THE REQUEST: Show all lines from the data that include the word "eccentricity".
━━━━━ RECORD EXCERPTS ━━━━━
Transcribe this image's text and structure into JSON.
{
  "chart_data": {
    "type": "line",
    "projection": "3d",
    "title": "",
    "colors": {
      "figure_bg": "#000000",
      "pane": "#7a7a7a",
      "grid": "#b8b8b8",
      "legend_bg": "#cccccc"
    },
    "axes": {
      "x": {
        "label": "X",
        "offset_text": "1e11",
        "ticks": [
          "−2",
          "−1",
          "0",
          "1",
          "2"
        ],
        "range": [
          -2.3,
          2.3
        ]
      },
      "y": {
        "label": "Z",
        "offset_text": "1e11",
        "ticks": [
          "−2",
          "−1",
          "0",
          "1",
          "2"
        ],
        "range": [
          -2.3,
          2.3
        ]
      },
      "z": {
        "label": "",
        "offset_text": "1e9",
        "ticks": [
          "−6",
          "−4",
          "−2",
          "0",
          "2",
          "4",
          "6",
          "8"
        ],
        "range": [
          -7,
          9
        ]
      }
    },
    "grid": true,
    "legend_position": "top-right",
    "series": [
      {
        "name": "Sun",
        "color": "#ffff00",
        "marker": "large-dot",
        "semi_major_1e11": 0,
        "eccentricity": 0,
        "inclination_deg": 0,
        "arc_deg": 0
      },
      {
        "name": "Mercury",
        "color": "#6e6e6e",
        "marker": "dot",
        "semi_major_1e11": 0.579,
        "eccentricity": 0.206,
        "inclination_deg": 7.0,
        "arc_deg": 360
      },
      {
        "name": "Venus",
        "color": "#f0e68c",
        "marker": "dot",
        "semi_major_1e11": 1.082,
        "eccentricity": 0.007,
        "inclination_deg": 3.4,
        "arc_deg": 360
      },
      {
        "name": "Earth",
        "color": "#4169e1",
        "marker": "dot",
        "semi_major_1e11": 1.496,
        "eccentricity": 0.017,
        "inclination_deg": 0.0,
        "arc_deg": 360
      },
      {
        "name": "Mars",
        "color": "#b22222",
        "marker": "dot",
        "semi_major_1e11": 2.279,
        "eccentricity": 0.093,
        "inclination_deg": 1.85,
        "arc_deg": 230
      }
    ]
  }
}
━━━━━
OUTPUT FOR THIS EXERCISE:
        "eccentricity": 0,
        "eccentricity": 0.206,
        "eccentricity": 0.007,
        "eccentricity": 0.017,
        "eccentricity": 0.093,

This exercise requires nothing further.